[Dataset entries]

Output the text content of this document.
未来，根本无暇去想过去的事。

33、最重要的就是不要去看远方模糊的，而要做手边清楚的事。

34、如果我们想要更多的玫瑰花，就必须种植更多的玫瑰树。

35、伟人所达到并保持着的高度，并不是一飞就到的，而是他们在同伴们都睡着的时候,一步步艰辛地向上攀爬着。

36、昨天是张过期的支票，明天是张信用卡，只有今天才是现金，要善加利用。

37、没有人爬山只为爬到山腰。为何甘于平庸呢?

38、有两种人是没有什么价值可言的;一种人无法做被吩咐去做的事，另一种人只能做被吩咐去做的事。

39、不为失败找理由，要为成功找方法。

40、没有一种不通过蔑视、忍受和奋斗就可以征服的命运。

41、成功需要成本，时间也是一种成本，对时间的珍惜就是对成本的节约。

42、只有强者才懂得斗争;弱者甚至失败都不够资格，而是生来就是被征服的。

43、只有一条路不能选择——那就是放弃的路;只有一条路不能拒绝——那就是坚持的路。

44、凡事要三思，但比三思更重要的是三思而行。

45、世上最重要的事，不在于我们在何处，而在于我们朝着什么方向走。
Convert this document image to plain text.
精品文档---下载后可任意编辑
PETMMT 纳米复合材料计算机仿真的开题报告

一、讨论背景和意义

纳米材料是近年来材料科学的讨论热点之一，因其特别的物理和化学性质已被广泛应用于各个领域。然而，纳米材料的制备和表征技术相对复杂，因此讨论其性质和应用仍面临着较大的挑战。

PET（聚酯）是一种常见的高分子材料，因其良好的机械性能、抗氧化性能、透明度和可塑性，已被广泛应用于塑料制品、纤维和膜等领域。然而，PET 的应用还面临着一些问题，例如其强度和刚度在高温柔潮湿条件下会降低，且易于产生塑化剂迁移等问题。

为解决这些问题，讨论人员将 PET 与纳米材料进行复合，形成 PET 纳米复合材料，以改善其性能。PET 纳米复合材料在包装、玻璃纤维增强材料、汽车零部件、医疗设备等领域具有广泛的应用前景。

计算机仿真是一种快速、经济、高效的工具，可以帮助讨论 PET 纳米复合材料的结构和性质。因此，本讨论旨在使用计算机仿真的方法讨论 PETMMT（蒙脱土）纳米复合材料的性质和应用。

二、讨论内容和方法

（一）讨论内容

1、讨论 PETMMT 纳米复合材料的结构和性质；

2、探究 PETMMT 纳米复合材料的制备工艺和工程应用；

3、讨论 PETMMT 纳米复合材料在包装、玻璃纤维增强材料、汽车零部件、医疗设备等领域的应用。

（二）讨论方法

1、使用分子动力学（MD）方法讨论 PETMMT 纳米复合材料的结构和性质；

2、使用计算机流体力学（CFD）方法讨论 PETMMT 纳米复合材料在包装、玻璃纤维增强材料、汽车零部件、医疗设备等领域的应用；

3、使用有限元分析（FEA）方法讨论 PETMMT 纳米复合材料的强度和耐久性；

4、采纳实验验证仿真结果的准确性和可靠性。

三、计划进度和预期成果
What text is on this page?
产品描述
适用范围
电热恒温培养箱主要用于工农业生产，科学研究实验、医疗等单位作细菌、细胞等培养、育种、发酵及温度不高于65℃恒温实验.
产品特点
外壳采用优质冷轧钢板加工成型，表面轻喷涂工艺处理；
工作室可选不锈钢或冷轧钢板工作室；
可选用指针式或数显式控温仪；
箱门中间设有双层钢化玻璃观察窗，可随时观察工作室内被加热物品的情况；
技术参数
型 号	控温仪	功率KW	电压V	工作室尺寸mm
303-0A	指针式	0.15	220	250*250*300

** Exercise description **
Reproduce the listing above word for word.

** Answer for this exercise **
Output the text content of this document.
未来，根本无暇去想过去的事。

33、最重要的就是不要去看远方模糊的，而要做手边清楚的事。

34、如果我们想要更多的玫瑰花，就必须种植更多的玫瑰树。

35、伟人所达到并保持着的高度，并不是一飞就到的，而是他们在同伴们都睡着的时候,一步步艰辛地向上攀爬着。

36、昨天是张过期的支票，明天是张信用卡，只有今天才是现金，要善加利用。

37、没有人爬山只为爬到山腰。为何甘于平庸呢?

38、有两种人是没有什么价值可言的;一种人无法做被吩咐去做的事，另一种人只能做被吩咐去做的事。

39、不为失败找理由，要为成功找方法。

40、没有一种不通过蔑视、忍受和奋斗就可以征服的命运。

41、成功需要成本，时间也是一种成本，对时间的珍惜就是对成本的节约。

42、只有强者才懂得斗争;弱者甚至失败都不够资格，而是生来就是被征服的。

43、只有一条路不能选择——那就是放弃的路;只有一条路不能拒绝——那就是坚持的路。

44、凡事要三思，但比三思更重要的是三思而行。

45、世上最重要的事，不在于我们在何处，而在于我们朝着什么方向走。
Convert this document image to plain text.
精品文档---下载后可任意编辑
PETMMT 纳米复合材料计算机仿真的开题报告

一、讨论背景和意义

纳米材料是近年来材料科学的讨论热点之一，因其特别的物理和化学性质已被广泛应用于各个领域。然而，纳米材料的制备和表征技术相对复杂，因此讨论其性质和应用仍面临着较大的挑战。

PET（聚酯）是一种常见的高分子材料，因其良好的机械性能、抗氧化性能、透明度和可塑性，已被广泛应用于塑料制品、纤维和膜等领域。然而，PET 的应用还面临着一些问题，例如其强度和刚度在高温柔潮湿条件下会降低，且易于产生塑化剂迁移等问题。

为解决这些问题，讨论人员将 PET 与纳米材料进行复合，形成 PET 纳米复合材料，以改善其性能。PET 纳米复合材料在包装、玻璃纤维增强材料、汽车零部件、医疗设备等领域具有广泛的应用前景。

计算机仿真是一种快速、经济、高效的工具，可以帮助讨论 PET 纳米复合材料的结构和性质。因此，本讨论旨在使用计算机仿真的方法讨论 PETMMT（蒙脱土）纳米复合材料的性质和应用。

二、讨论内容和方法

（一）讨论内容

1、讨论 PETMMT 纳米复合材料的结构和性质；

2、探究 PETMMT 纳米复合材料的制备工艺和工程应用；

3、讨论 PETMMT 纳米复合材料在包装、玻璃纤维增强材料、汽车零部件、医疗设备等领域的应用。

（二）讨论方法

1、使用分子动力学（MD）方法讨论 PETMMT 纳米复合材料的结构和性质；

2、使用计算机流体力学（CFD）方法讨论 PETMMT 纳米复合材料在包装、玻璃纤维增强材料、汽车零部件、医疗设备等领域的应用；

3、使用有限元分析（FEA）方法讨论 PETMMT 纳米复合材料的强度和耐久性；

4、采纳实验验证仿真结果的准确性和可靠性。

三、计划进度和预期成果
What text is on this page?
产品描述
适用范围
电热恒温培养箱主要用于工农业生产，科学研究实验、医疗等单位作细菌、细胞等培养、育种、发酵及温度不高于65℃恒温实验.
产品特点
外壳采用优质冷轧钢板加工成型，表面轻喷涂工艺处理；
工作室可选不锈钢或冷轧钢板工作室；
可选用指针式或数显式控温仪；
箱门中间设有双层钢化玻璃观察窗，可随时观察工作室内被加热物品的情况；
技术参数
型 号	控温仪	功率KW	电压V	工作室尺寸mm
303-0A	指针式	0.15	220	250*250*300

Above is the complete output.